EXERCISE: Work out the number of lines containing "Agriculture". Answer with nothing but that number.

################

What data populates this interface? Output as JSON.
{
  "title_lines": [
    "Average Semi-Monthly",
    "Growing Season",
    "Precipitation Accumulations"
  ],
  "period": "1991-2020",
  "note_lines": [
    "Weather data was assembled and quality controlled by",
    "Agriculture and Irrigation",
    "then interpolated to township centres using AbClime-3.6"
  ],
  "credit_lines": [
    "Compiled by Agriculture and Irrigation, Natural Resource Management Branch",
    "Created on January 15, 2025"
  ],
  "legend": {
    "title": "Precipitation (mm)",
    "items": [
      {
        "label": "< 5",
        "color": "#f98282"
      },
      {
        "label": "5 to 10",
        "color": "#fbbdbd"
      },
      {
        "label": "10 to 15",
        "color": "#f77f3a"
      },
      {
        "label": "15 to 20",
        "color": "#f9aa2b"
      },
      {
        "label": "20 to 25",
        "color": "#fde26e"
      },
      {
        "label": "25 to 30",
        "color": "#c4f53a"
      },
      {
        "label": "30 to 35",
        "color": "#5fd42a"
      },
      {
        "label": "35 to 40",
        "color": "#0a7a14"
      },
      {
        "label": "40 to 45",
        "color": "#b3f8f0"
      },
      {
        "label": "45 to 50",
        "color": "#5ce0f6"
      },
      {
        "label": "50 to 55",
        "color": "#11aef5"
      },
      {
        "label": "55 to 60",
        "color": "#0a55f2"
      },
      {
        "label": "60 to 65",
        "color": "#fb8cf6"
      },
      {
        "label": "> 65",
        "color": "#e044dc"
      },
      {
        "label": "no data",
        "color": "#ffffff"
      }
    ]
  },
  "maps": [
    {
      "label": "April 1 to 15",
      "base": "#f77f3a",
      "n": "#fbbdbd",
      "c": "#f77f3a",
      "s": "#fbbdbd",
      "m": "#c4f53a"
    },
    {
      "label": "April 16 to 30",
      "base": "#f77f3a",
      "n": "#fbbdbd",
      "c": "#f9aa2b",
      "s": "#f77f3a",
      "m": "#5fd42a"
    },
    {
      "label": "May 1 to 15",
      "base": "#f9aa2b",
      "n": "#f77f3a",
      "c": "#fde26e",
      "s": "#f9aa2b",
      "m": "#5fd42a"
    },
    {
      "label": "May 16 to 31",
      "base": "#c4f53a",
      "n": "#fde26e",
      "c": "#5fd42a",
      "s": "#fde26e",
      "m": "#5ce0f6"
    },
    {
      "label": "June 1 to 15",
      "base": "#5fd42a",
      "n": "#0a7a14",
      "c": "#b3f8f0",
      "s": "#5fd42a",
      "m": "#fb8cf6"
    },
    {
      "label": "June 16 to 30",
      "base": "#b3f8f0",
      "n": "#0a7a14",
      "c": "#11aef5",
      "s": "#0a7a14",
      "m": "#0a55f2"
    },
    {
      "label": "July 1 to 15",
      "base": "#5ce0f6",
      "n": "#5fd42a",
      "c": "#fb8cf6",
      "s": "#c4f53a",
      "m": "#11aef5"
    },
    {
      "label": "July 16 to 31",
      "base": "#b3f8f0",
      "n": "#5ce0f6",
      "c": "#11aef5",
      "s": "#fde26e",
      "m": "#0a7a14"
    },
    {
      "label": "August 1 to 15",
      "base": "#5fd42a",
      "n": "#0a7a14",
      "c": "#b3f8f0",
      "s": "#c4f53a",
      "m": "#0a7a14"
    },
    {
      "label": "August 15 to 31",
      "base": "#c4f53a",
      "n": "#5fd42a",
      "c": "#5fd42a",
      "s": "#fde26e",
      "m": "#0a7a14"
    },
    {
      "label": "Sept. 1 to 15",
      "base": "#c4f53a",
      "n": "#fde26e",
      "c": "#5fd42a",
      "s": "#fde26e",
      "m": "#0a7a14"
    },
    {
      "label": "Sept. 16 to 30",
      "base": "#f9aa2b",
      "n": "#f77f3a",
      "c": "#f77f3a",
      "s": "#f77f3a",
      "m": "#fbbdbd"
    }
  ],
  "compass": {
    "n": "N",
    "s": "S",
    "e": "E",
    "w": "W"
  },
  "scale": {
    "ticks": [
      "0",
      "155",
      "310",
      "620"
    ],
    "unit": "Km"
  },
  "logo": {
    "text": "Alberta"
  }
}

################

TASK SOLUTION: 2